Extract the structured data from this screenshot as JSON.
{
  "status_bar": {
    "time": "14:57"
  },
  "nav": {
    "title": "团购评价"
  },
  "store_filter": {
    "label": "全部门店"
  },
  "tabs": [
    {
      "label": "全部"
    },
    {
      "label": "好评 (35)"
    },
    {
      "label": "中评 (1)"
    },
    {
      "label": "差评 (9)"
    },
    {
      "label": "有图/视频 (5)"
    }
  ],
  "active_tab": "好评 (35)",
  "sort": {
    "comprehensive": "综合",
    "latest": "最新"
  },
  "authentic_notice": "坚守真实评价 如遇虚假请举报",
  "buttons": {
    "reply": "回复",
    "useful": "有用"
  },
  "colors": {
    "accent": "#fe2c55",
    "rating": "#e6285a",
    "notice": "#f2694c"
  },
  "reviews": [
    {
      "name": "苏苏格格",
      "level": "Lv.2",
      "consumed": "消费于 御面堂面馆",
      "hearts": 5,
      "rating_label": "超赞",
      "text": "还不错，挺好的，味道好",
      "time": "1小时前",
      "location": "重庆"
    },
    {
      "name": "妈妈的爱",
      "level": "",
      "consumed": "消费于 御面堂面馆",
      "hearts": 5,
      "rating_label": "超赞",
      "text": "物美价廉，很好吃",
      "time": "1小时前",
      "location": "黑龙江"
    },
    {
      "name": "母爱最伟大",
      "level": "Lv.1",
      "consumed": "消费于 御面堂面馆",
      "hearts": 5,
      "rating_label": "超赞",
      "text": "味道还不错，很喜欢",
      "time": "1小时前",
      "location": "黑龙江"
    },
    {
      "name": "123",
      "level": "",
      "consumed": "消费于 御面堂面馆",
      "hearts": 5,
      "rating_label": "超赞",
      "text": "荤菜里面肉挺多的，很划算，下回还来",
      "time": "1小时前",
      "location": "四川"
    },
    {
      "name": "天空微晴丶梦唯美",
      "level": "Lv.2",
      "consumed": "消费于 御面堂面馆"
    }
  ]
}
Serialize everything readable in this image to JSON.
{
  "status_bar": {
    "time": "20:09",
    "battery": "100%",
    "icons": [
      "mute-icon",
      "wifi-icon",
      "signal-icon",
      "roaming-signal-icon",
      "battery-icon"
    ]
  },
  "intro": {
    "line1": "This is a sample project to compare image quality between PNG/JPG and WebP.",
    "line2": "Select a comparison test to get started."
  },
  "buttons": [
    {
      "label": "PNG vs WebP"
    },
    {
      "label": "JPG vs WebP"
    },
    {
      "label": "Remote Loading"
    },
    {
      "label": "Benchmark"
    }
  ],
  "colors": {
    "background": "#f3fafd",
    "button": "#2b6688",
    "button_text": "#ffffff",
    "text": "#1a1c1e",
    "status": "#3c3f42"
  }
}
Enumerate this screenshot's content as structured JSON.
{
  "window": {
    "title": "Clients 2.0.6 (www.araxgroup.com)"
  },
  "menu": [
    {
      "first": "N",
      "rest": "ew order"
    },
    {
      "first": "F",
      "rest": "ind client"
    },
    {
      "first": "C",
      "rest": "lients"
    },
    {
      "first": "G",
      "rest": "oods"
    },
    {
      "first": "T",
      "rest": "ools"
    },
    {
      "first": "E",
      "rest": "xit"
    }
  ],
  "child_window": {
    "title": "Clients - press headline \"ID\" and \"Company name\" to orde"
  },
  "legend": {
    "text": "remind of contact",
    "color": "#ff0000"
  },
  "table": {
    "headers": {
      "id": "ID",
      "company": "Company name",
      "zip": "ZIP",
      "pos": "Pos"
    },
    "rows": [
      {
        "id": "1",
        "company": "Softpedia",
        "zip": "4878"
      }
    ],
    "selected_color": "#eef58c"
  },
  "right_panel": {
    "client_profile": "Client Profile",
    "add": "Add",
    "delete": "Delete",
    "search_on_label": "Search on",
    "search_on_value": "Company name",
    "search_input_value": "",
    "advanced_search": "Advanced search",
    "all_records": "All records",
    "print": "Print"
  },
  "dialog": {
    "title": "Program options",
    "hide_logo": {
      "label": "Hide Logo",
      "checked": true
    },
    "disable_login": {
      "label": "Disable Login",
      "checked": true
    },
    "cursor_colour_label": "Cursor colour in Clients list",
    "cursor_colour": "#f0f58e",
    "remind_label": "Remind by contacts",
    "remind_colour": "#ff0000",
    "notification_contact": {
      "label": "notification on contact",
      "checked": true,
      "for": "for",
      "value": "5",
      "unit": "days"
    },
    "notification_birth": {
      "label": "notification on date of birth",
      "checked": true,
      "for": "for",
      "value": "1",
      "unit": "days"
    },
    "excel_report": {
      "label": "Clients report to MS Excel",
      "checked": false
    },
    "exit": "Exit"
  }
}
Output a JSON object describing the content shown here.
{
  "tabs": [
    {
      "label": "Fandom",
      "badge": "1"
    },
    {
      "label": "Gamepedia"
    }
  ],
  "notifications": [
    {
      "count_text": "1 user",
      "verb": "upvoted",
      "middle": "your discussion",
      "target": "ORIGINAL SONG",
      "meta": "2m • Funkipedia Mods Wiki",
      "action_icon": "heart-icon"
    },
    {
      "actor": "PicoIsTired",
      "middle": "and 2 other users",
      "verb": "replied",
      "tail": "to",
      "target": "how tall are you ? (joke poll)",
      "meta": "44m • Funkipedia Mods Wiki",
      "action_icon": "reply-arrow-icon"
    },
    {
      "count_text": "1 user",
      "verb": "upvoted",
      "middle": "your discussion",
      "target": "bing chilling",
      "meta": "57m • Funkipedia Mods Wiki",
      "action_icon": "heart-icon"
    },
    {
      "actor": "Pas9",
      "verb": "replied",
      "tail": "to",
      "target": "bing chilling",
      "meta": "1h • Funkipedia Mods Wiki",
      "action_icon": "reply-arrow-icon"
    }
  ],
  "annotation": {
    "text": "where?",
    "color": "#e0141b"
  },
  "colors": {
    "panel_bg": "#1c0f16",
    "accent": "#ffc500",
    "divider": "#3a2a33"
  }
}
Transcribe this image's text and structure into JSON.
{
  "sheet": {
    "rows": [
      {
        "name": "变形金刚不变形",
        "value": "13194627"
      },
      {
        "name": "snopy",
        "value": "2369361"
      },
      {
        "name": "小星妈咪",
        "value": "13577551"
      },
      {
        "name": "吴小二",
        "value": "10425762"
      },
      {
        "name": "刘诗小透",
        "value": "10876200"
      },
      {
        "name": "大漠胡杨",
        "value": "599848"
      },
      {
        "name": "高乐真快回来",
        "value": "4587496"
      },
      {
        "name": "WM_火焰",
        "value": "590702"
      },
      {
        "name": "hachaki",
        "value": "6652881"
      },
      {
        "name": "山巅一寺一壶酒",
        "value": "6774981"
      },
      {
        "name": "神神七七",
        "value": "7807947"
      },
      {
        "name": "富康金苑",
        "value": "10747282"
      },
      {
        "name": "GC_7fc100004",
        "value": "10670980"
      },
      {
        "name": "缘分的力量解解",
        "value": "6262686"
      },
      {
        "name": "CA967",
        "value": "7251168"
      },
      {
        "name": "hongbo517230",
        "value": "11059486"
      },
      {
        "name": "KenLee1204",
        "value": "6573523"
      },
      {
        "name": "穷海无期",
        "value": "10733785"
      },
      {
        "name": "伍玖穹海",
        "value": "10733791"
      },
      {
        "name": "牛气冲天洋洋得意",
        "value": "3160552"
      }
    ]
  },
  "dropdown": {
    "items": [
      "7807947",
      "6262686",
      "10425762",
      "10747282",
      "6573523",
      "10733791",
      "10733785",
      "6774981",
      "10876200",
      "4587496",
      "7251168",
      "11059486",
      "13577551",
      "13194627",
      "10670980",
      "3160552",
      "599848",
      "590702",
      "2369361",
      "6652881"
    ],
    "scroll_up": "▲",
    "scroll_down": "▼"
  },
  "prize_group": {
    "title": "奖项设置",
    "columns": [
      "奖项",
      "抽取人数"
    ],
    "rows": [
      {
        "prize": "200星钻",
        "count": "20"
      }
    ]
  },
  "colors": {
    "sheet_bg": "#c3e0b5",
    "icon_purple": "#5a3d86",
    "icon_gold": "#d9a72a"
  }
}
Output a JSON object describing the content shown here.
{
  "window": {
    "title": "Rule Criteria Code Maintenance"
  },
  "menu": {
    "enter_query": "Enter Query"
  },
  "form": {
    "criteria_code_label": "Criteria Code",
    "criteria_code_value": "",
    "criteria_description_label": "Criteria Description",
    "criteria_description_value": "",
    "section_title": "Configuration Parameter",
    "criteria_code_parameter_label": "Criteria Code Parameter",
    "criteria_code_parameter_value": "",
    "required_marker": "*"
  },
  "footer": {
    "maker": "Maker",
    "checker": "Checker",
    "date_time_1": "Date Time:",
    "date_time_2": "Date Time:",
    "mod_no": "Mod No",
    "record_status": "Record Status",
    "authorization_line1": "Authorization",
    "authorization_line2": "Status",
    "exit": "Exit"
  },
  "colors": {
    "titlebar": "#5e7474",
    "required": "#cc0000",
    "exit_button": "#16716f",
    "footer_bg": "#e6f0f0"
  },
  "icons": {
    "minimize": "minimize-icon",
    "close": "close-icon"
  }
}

SHORT TASK:
Copy out every line from the data above that has "image" in it.

TASK OUTPUT:
Serialize everything readable in this image to JSON.
    "line1": "This is a sample project to compare image quality between PNG/JPG and WebP.",
Transcribe this image's text and structure into JSON.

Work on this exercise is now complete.